### Recorded data
◆ ◆ ◆ ◆ ◆ ◆ ◆
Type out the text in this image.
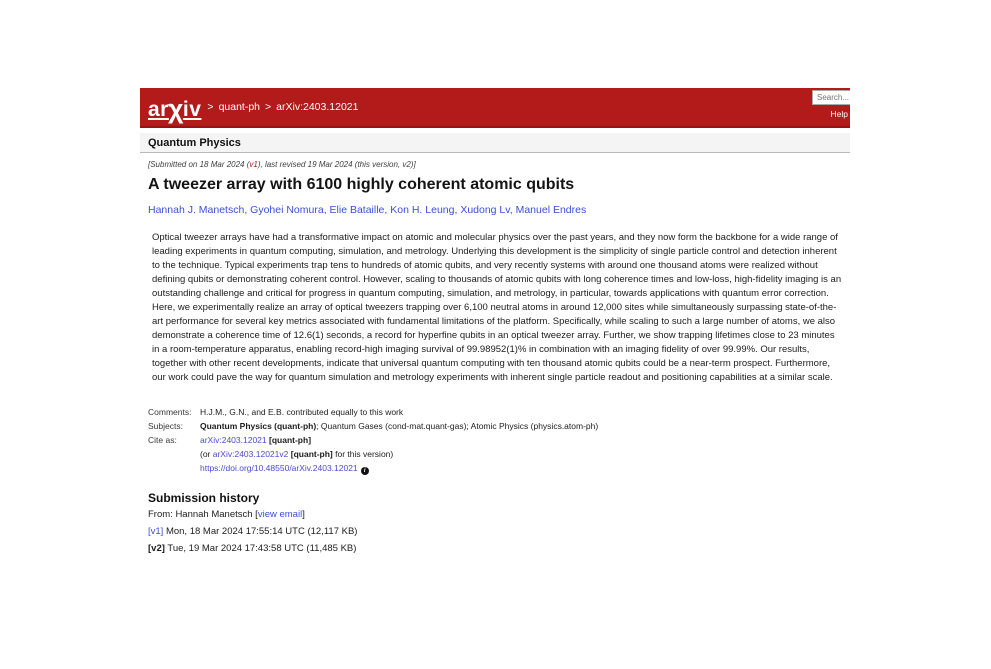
ar χ iv > quant-ph > arXiv:2403.12021
Search...
Help
Quantum Physics
[Submitted on 18 Mar 2024 (v1), last revised 19 Mar 2024 (this version, v2)]
A tweezer array with 6100 highly coherent atomic qubits
Hannah J. Manetsch , Gyohei Nomura , Elie Bataille , Kon H. Leung , Xudong Lv , Manuel Endres

Optical tweezer arrays have had a transformative impact on atomic and molecular physics over the past years, and they now form the backbone for a wide range of leading experiments in quantum computing, simulation, and metrology. Underlying this development is the simplicity of single particle control and detection inherent to the technique. Typical experiments trap tens to hundreds of atomic qubits, and very recently systems with around one thousand atoms were realized without defining qubits or demonstrating coherent control. However, scaling to thousands of atomic qubits with long coherence times and low-loss, high-fidelity imaging is an outstanding challenge and critical for progress in quantum computing, simulation, and metrology, in particular, towards applications with quantum error correction. Here, we experimentally realize an array of optical tweezers trapping over 6,100 neutral atoms in around 12,000 sites while simultaneously surpassing state-of-the-art performance for several key metrics associated with fundamental limitations of the platform. Specifically, while scaling to such a large number of atoms, we also demonstrate a coherence time of 12.6(1) seconds, a record for hyperfine qubits in an optical tweezer array. Further, we show trapping lifetimes close to 23 minutes in a room-temperature apparatus, enabling record-high imaging survival of 99.98952(1)% in combination with an imaging fidelity of over 99.99%. Our results, together with other recent developments, indicate that universal quantum computing with ten thousand atomic qubits could be a near-term prospect. Furthermore, our work could pave the way for quantum simulation and metrology experiments with inherent single particle readout and positioning capabilities at a similar scale.

Comments:	H.J.M., G.N., and E.B. contributed equally to this work
Subjects:	Quantum Physics (quant-ph); Quantum Gases (cond-mat.quant-gas); Atomic Physics (physics.atom-ph)
Cite as:	arXiv:2403.12021 [quant-ph]
(or arXiv:2403.12021v2 [quant-ph] for this version)
https://doi.org/10.48550/arXiv.2403.12021 i
Submission history
From: Hannah Manetsch [view email]
[v1] Mon, 18 Mar 2024 17:55:14 UTC (12,117 KB)
[v2] Tue, 19 Mar 2024 17:43:58 UTC (11,485 KB)
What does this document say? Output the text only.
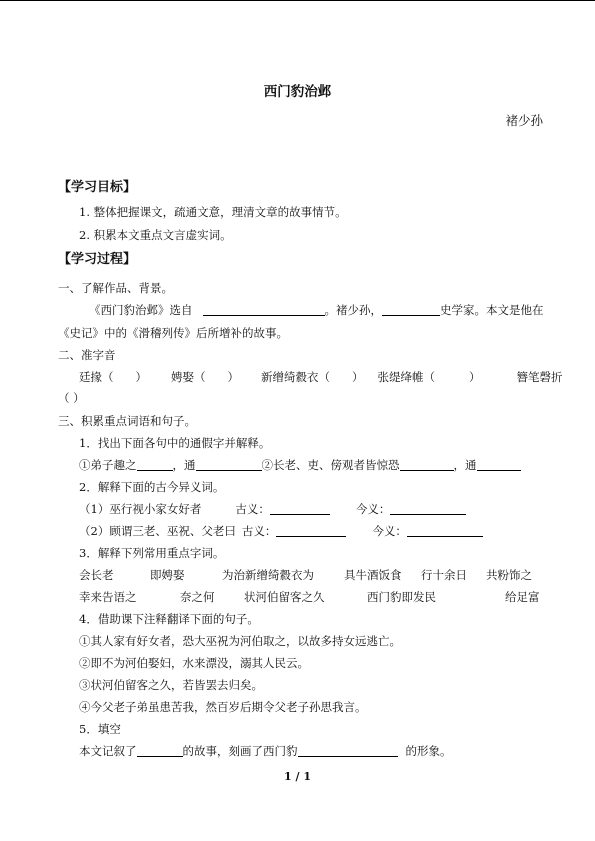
西门豹治邺
褚少孙
【学习目标】
1. 整体把握课文，疏通文意，理清文章的故事情节。
2. 积累本文重点文言虚实词。
【学习过程】
一、了解作品、背景。
《西门豹治邺》选自	。褚少孙，	史学家。本文是他在
《史记》中的《滑稽列传》后所增补的故事。
二、准字音
廷掾（ ） 娉娶（ ） 新缯绮縠衣（ ） 张缇绛帷（	）	簪笔磬折
（ ）
三、积累重点词语和句子。
1．找出下面各句中的通假字并解释。
①弟子趣之	，通	②长老、吏、傍观者皆惊恐	，通
2．解释下面的古今异义词。
（1）巫行视小家女好者	古义：	今义：
（2）顾谓三老、巫祝、父老曰 古义：	今义：
3．解释下列常用重点字词。
会长老	即娉娶	为治新缯绮縠衣为	具牛酒饭食 行十余日 共粉饰之
幸来告语之	奈之何	状河伯留客之久	西门豹即发民	给足富
4．借助课下注释翻译下面的句子。
①其人家有好女者，恐大巫祝为河伯取之，以故多持女远逃亡。
②即不为河伯娶妇，水来漂没，溺其人民云。
③状河伯留客之久，若皆罢去归矣。
④今父老子弟虽患苦我，然百岁后期令父老子孙思我言。
5．填空
本文记叙了	的故事，刻画了西门豹	的形象。
1 / 1
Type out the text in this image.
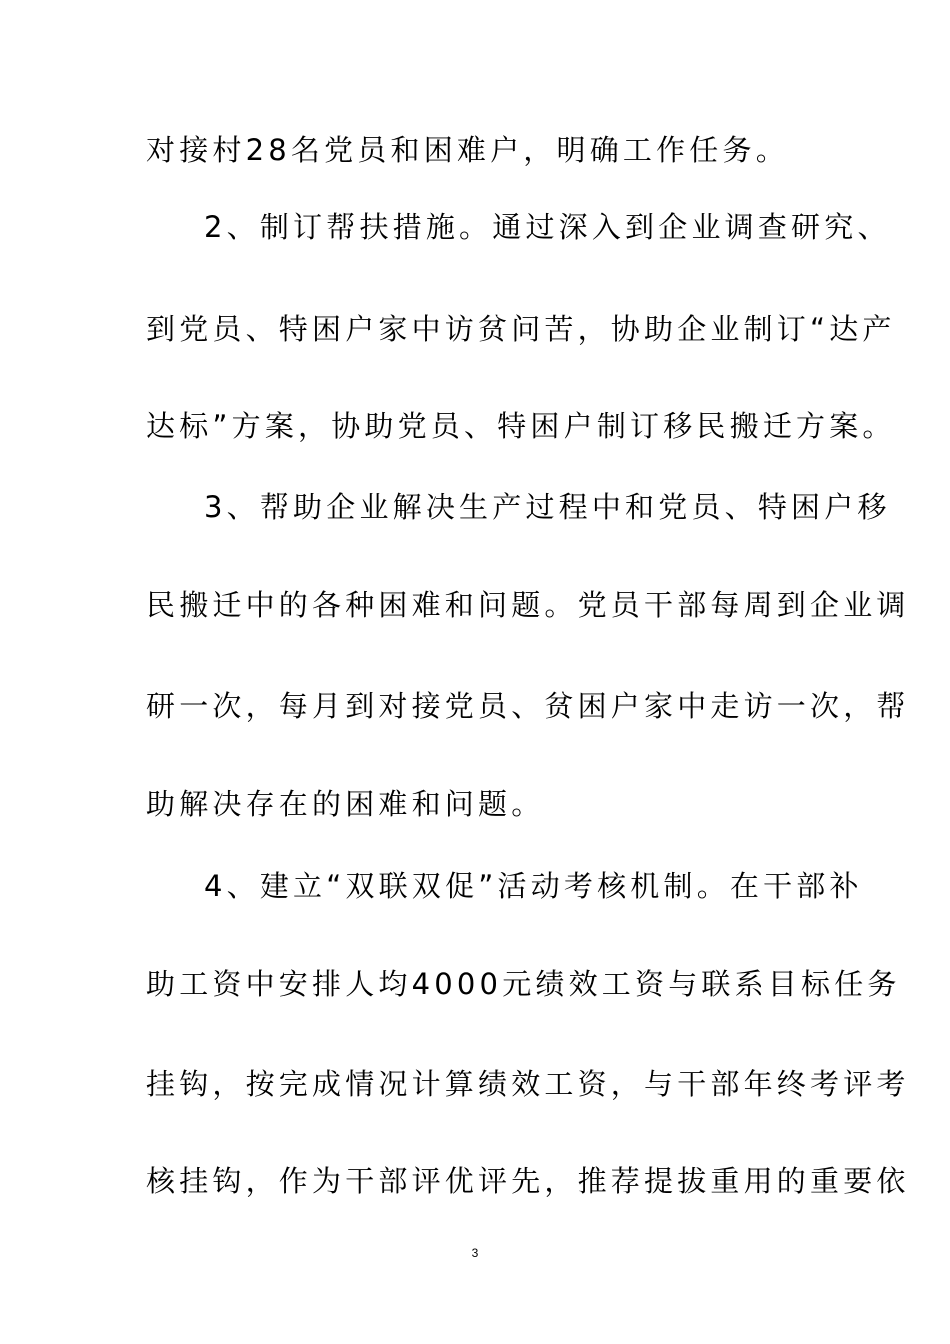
对接村28名党员和困难户，明确工作任务。
2、制订帮扶措施。通过深入到企业调查研究、
到党员、特困户家中访贫问苦，协助企业制订“达产
达标”方案，协助党员、特困户制订移民搬迁方案。
3、帮助企业解决生产过程中和党员、特困户移
民搬迁中的各种困难和问题。党员干部每周到企业调
研一次，每月到对接党员、贫困户家中走访一次，帮
助解决存在的困难和问题。
4、建立“双联双促”活动考核机制。在干部补
助工资中安排人均4000元绩效工资与联系目标任务
挂钩，按完成情况计算绩效工资，与干部年终考评考
核挂钩，作为干部评优评先，推荐提拔重用的重要依
3
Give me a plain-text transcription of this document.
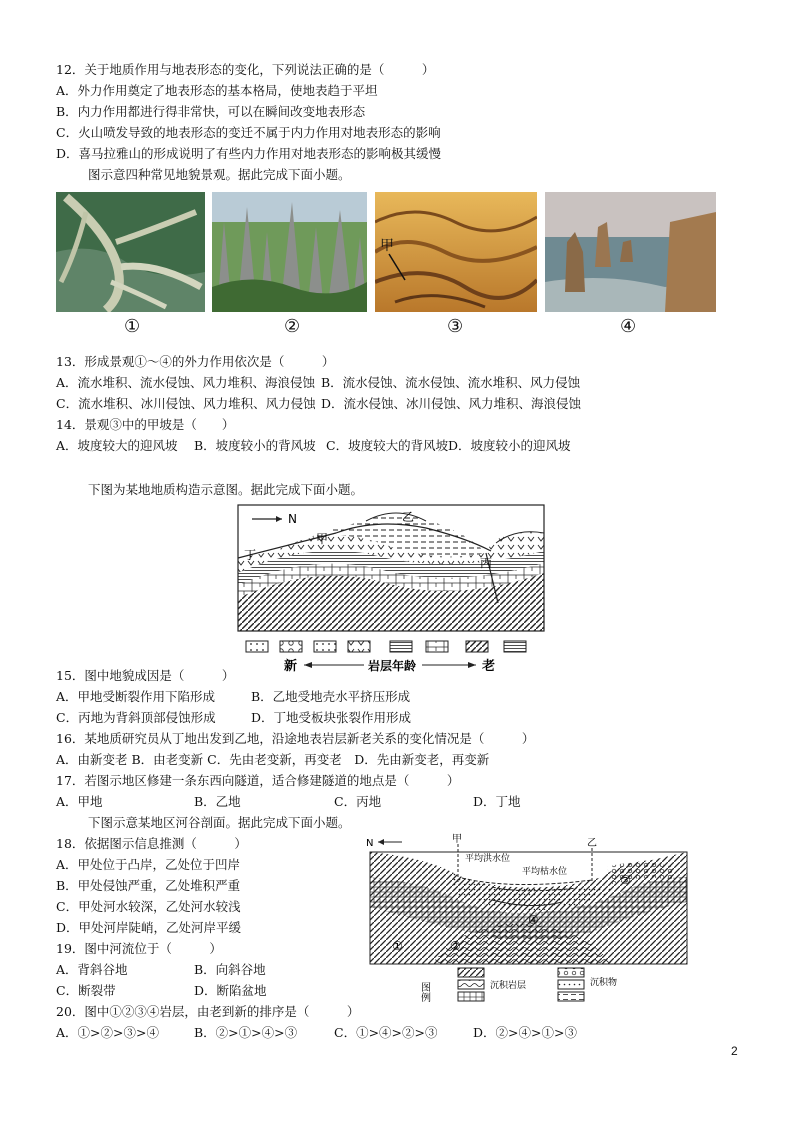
12．关于地质作用与地表形态的变化，下列说法正确的是（　　　）
A．外力作用奠定了地表形态的基本格局，使地表趋于平坦
B．内力作用都进行得非常快，可以在瞬间改变地表形态
C．火山喷发导致的地表形态的变迁不属于内力作用对地表形态的影响
D．喜马拉雅山的形成说明了有些内力作用对地表形态的影响极其缓慢
图示意四种常见地貌景观。据此完成下面小题。
甲
①	②	③	④
13．形成景观①～④的外力作用依次是（　　　）
A．流水堆积、流水侵蚀、风力堆积、海浪侵蚀 B．流水侵蚀、流水侵蚀、流水堆积、风力侵蚀
C．流水堆积、冰川侵蚀、风力堆积、风力侵蚀 D．流水侵蚀、冰川侵蚀、风力堆积、海浪侵蚀
14．景观③中的甲坡是（　　）
A．坡度较大的迎风坡 B．坡度较小的背风坡 C．坡度较大的背风坡 D．坡度较小的迎风坡
下图为某地地质构造示意图。据此完成下面小题。
N
甲
乙
丙
丁
新	岩层年龄	老
15．图中地貌成因是（　　　）
A．甲地受断裂作用下陷形成	B．乙地受地壳水平挤压形成
C．丙地为背斜顶部侵蚀形成	D．丁地受板块张裂作用形成
16．某地质研究员从丁地出发到乙地，沿途地表岩层新老关系的变化情况是（　　　）
A．由新变老 B．由老变新 C．先由老变新，再变老　D．先由新变老，再变新
17．若图示地区修建一条东西向隧道，适合修建隧道的地点是（　　　）
A．甲地	B．乙地	C．丙地	D．丁地
下图示意某地区河谷剖面。据此完成下面小题。
18．依据图示信息推测（　　　）
A．甲处位于凸岸，乙处位于凹岸
B．甲处侵蚀严重，乙处堆积严重
C．甲处河水较深，乙处河水较浅
D．甲处河岸陡峭，乙处河岸平缓
19．图中河流位于（　　　）
A．背斜谷地	B．向斜谷地
C．断裂带	D．断陷盆地
N	甲	乙
平均洪水位
平均枯水位
①	②
③
④
图例	沉积岩层	沉积物
20．图中①②③④岩层，由老到新的排序是（　　　）
A．①>②>③>④	B．②>①>④>③	C．①>④>②>③	D．②>④>①>③
2
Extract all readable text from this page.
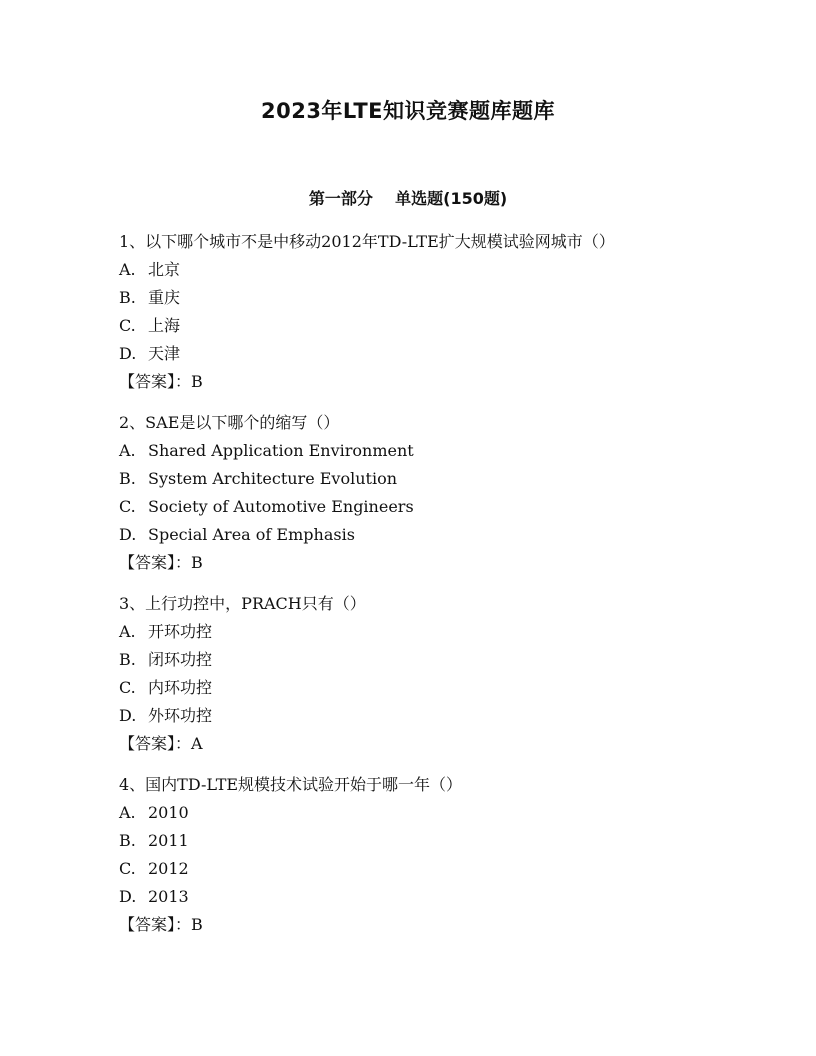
2023年LTE知识竞赛题库题库
第一部分    单选题(150题)
1、以下哪个城市不是中移动2012年TD-LTE扩大规模试验网城市（）
A. 北京
B. 重庆
C. 上海
D. 天津
【答案】：B
2、SAE是以下哪个的缩写（）
A. Shared Application Environment
B. System Architecture Evolution
C. Society of Automotive Engineers
D. Special Area of Emphasis
【答案】：B
3、上行功控中，PRACH只有（）
A. 开环功控
B. 闭环功控
C. 内环功控
D. 外环功控
【答案】：A
4、国内TD-LTE规模技术试验开始于哪一年（）
A. 2010
B. 2011
C. 2012
D. 2013
【答案】：B
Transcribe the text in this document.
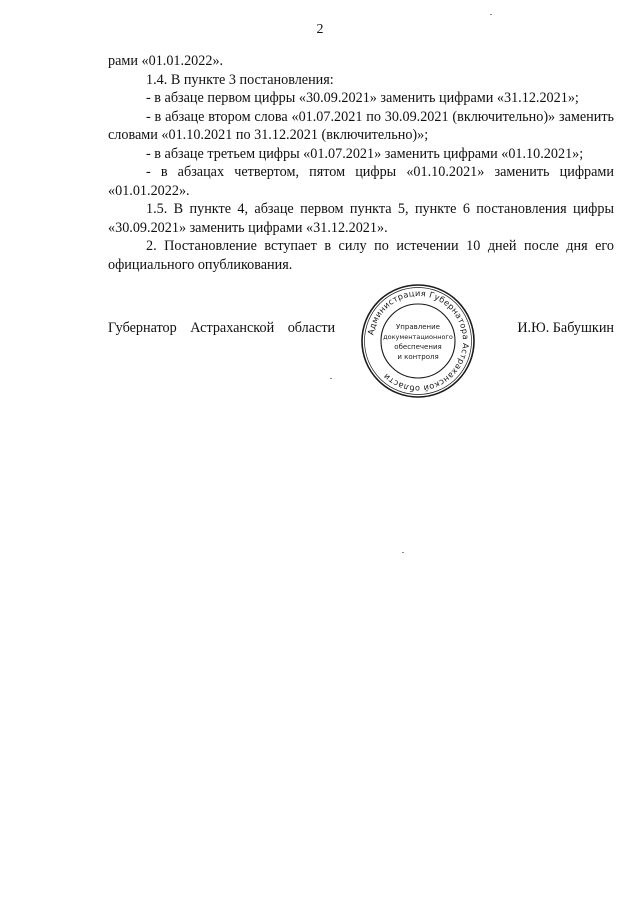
2

рами «01.01.2022».

1.4. В пункте 3 постановления:

- в абзаце первом цифры «30.09.2021» заменить цифрами «31.12.2021»;

- в абзаце втором слова «01.07.2021 по 30.09.2021 (включительно)» заменить словами «01.10.2021 по 31.12.2021 (включительно)»;

- в абзаце третьем цифры «01.07.2021» заменить цифрами «01.10.2021»;

- в абзацах четвертом, пятом цифры «01.10.2021» заменить цифрами «01.01.2022».

1.5. В пункте 4, абзаце первом пункта 5, пункте 6 постановления цифры «30.09.2021» заменить цифрами «31.12.2021».

2. Постановление вступает в силу по истечении 10 дней после дня его официального опубликования.

Губернатор Астраханской области	И.Ю. Бабушкин
Администрация Губернатора Астраханской области
Управление
документационного
обеспечения
и контроля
◆ ◆ ◆ ◆ ◆ ◆ ◆
Using the listing, say how many lines include the word "Hannah", and add nothing else.

### Result for this task
2